● **Objective**
Which lines hold the word "your"? Copy each of them.

———

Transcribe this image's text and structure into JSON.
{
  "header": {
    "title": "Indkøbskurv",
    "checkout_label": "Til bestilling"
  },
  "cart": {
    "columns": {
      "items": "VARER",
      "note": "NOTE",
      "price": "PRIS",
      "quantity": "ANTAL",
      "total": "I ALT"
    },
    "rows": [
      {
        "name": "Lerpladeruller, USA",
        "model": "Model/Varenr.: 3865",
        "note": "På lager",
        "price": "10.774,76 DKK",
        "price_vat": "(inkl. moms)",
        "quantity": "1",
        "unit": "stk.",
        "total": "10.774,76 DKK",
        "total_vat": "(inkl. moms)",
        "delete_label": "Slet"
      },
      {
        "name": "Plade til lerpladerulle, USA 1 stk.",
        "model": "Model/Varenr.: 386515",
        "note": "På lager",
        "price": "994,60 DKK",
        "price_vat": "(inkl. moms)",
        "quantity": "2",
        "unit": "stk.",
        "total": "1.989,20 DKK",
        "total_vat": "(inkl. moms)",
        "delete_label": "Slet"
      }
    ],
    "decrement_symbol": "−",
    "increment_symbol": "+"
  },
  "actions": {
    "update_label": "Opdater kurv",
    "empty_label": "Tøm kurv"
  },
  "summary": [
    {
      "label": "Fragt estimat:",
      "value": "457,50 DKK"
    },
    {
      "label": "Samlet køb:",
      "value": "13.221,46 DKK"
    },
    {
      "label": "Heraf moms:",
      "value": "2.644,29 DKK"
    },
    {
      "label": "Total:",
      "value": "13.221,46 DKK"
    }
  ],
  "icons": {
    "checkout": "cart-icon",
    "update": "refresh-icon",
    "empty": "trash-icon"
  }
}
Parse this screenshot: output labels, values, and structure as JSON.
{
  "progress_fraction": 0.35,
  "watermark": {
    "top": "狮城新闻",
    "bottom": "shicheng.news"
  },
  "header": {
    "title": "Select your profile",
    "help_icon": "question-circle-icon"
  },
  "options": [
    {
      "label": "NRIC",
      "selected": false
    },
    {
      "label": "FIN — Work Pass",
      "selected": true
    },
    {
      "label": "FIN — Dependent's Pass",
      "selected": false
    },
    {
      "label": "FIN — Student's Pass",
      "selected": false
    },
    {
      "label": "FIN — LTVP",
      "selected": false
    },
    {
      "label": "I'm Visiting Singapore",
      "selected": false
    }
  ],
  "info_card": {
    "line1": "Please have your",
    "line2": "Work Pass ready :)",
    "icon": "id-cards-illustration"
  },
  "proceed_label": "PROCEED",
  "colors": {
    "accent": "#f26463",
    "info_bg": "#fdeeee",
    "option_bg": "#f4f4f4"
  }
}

———

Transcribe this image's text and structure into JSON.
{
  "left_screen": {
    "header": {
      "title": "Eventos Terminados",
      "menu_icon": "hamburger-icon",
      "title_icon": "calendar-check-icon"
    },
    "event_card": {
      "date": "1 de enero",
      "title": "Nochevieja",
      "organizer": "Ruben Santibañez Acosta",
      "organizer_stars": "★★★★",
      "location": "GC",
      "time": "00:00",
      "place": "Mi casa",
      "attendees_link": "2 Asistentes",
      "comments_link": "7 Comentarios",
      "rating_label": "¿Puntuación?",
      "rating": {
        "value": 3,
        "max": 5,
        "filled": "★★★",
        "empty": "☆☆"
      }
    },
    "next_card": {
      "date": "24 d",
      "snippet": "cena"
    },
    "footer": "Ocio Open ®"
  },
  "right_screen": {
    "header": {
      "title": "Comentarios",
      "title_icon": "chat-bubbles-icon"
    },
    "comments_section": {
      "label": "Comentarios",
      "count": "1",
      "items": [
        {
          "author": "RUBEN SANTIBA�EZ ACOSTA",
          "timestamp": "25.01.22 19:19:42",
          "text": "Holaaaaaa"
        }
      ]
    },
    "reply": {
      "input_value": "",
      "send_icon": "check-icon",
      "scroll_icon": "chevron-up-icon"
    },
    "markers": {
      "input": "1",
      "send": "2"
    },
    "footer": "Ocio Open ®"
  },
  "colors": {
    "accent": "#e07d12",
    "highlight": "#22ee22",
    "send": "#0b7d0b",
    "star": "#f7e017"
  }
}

———

● **Expected answer**
    "title": "Select your profile",
    "line1": "Please have your",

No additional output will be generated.